Extract all of the data and reproduce it precisely.
------ RAW RECORDS ------
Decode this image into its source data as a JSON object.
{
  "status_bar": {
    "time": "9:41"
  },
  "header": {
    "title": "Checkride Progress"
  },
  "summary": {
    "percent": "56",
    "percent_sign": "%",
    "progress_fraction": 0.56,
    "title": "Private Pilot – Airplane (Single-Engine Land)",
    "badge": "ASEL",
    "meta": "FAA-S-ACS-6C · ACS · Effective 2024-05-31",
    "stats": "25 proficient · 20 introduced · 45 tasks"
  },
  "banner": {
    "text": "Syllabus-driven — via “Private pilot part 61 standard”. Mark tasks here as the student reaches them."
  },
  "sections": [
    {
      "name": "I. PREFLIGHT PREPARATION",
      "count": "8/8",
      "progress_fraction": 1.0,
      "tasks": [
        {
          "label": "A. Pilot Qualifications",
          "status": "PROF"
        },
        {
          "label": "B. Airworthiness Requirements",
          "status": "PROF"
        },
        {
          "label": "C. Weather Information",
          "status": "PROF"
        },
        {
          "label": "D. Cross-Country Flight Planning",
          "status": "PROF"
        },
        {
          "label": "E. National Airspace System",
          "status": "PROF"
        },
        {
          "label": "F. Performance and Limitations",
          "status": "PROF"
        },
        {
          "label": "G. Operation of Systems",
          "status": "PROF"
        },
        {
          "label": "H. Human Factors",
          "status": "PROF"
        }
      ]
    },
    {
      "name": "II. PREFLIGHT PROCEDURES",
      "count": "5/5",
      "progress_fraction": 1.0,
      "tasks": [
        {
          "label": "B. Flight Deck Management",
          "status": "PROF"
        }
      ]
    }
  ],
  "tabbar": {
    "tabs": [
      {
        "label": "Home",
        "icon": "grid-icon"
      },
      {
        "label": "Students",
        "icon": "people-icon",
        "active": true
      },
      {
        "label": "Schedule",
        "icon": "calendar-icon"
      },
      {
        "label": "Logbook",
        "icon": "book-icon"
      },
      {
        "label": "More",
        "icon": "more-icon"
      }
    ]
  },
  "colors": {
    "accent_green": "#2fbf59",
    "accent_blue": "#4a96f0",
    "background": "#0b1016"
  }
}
------
## OUTPUT OF THE EXERCISE
Decode this image into its source data as a JSON object.
{
  "status_bar": {
    "time": "9:41"
  },
  "header": {
    "title": "Checkride Progress"
  },
  "summary": {
    "percent": "56",
    "percent_sign": "%",
    "progress_fraction": 0.56,
    "title": "Private Pilot – Airplane (Single-Engine Land)",
    "badge": "ASEL",
    "meta": "FAA-S-ACS-6C · ACS · Effective 2024-05-31",
    "stats": "25 proficient · 20 introduced · 45 tasks"
  },
  "banner": {
    "text": "Syllabus-driven — via “Private pilot part 61 standard”. Mark tasks here as the student reaches them."
  },
  "sections": [
    {
      "name": "I. PREFLIGHT PREPARATION",
      "count": "8/8",
      "progress_fraction": 1.0,
      "tasks": [
        {
          "label": "A. Pilot Qualifications",
          "status": "PROF"
        },
        {
          "label": "B. Airworthiness Requirements",
          "status": "PROF"
        },
        {
          "label": "C. Weather Information",
          "status": "PROF"
        },
        {
          "label": "D. Cross-Country Flight Planning",
          "status": "PROF"
        },
        {
          "label": "E. National Airspace System",
          "status": "PROF"
        },
        {
          "label": "F. Performance and Limitations",
          "status": "PROF"
        },
        {
          "label": "G. Operation of Systems",
          "status": "PROF"
        },
        {
          "label": "H. Human Factors",
          "status": "PROF"
        }
      ]
    },
    {
      "name": "II. PREFLIGHT PROCEDURES",
      "count": "5/5",
      "progress_fraction": 1.0,
      "tasks": [
        {
          "label": "B. Flight Deck Management",
          "status": "PROF"
        }
      ]
    }
  ],
  "tabbar": {
    "tabs": [
      {
        "label": "Home",
        "icon": "grid-icon"
      },
      {
        "label": "Students",
        "icon": "people-icon",
        "active": true
      },
      {
        "label": "Schedule",
        "icon": "calendar-icon"
      },
      {
        "label": "Logbook",
        "icon": "book-icon"
      },
      {
        "label": "More",
        "icon": "more-icon"
      }
    ]
  },
  "colors": {
    "accent_green": "#2fbf59",
    "accent_blue": "#4a96f0",
    "background": "#0b1016"
  }
}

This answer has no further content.